FRAGMENTO DEL TEXTO
———
Tenía la forma de una paranoia de celos y demostró ser accesible a la terapia.
La doctora Jeanne Lampl-de Groot [1927] ha comprobado con observaciones ciertas
la tan increíble actividad fálica de la niña hacia la madre, y la doctora
Helene Deutsch [1932] demostró que los actos de amor de mujeres homosexuales
reproducen los vínculos madre-hijo.No es mi propósito perseguir la ulterior conducta de la feminidad a
través de la pubertad hasta llegar a la época de la madurez. Por lo demás, nuestras intelecciones
resultarían insuficientes para ello. En lo que sigue reuniré algunos rasgos.
———
TAREAS A REALIZAR
1. Según el fragmento sobre la feminidad, ¿qué demostró la doctora Helene Deutsch?
2. Indique si cada afirmación coincide con el fragmento sobre la feminidad y cite las palabras que lo deciden: (a) La doctora Jeanne Lampl-de Groot comprobó la actividad fálica de la niña hacia la madre. (b) El autor se propone seguir la conducta de la feminidad hasta la época de la madurez. (c) La paranoia de celos resultó inaccesible a la terapia.
El listado procede de una fuente distinta.

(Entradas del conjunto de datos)
———
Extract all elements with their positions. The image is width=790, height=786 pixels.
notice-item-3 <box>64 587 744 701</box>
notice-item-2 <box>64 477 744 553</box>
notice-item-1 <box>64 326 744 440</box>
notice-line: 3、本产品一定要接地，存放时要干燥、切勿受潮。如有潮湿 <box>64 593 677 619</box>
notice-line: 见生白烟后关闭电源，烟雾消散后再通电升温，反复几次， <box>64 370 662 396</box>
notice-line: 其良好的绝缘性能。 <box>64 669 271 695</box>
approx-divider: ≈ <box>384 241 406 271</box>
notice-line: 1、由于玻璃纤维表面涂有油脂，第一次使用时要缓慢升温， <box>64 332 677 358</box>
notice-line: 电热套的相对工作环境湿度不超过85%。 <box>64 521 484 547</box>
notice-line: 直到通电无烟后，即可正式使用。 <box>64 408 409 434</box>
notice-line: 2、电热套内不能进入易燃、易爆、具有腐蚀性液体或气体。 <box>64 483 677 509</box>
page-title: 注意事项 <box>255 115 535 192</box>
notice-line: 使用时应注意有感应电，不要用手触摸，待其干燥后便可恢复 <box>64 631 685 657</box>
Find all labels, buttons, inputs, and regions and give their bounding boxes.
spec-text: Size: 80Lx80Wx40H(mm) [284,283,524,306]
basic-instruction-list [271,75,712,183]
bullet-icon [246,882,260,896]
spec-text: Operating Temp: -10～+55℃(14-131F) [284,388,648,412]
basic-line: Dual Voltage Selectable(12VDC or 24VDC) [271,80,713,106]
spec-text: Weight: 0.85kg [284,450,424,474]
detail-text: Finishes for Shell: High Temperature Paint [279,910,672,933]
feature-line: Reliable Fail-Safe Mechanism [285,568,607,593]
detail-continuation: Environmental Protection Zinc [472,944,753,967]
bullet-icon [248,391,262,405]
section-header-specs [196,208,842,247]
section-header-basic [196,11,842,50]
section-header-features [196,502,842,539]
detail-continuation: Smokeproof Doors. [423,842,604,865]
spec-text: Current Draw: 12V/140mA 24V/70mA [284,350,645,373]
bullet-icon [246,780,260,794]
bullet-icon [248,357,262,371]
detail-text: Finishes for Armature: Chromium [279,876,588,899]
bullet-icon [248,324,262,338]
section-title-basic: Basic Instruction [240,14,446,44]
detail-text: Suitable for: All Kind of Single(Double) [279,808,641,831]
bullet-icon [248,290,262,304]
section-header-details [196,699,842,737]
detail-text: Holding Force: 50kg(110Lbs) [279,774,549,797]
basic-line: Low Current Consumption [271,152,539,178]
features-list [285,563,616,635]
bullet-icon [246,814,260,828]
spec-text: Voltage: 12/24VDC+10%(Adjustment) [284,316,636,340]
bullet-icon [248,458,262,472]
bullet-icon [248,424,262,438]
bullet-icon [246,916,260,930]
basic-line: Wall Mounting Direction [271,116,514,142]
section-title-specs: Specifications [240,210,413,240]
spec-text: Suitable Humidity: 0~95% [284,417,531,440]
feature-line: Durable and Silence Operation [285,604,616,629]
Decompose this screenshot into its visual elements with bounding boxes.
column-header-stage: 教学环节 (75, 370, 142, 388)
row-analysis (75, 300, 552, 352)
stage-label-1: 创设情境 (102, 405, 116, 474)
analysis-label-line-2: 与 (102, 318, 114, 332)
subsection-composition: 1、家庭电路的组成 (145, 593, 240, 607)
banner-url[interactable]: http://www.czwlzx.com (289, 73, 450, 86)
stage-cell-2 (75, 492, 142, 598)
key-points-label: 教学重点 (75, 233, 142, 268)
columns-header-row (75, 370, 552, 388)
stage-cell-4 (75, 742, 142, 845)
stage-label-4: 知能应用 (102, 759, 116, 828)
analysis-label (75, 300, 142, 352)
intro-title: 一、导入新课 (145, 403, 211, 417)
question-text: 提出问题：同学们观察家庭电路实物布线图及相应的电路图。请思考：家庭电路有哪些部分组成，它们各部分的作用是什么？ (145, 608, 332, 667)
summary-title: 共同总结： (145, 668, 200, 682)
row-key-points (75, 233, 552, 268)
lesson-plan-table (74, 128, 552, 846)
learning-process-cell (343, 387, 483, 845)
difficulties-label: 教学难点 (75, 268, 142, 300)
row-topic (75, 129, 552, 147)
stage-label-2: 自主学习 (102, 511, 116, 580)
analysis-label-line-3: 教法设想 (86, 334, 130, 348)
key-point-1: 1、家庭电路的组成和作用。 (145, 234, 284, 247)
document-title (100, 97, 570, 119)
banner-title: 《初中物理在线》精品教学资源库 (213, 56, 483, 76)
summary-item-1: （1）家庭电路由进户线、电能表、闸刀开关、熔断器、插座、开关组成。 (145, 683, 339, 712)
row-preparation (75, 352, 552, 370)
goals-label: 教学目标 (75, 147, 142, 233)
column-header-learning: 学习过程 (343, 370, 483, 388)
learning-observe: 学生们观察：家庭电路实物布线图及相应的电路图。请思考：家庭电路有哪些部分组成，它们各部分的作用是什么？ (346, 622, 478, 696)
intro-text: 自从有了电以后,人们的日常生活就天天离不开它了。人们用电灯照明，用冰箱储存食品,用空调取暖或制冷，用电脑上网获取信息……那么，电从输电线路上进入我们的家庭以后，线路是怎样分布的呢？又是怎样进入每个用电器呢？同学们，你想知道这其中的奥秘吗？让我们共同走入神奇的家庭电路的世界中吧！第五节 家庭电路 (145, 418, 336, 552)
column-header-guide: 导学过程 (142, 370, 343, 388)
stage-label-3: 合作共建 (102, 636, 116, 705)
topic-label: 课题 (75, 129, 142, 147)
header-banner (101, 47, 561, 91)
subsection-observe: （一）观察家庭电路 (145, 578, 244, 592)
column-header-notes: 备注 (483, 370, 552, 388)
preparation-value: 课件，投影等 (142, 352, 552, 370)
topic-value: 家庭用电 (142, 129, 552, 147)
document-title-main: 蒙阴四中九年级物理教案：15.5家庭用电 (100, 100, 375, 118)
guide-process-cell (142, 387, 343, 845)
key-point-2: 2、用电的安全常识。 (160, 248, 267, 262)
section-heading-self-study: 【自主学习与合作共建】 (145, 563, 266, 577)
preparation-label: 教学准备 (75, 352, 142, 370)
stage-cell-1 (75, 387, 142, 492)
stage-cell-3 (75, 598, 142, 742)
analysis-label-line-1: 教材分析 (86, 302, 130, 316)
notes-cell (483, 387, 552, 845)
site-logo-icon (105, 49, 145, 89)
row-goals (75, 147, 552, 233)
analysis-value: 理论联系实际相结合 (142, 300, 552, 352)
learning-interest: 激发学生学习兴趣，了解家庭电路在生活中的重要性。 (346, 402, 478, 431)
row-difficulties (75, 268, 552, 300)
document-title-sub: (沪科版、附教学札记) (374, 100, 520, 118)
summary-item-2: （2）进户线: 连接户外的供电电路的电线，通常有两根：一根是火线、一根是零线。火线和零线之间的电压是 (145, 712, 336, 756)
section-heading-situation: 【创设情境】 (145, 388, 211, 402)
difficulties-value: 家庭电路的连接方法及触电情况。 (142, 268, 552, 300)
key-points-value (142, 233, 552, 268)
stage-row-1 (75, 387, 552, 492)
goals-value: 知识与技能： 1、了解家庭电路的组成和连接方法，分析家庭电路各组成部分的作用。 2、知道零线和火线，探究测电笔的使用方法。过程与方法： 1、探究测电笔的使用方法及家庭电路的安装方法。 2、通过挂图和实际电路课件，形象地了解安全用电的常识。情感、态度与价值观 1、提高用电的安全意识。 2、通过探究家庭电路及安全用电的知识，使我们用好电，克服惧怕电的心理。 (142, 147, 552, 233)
———
RESPUESTAS EN ORDEN
1. Demostró que los actos de amor de mujeres homosexuales reproducen los vínculos madre-hijo.

2.
(a) Sí: "ha comprobado con observaciones ciertas la tan increíble actividad fálica de la niña hacia la madre".
(b) No: "No es mi propósito perseguir la ulterior conducta de la feminidad".
(c) No: "demostró ser accesible a la terapia".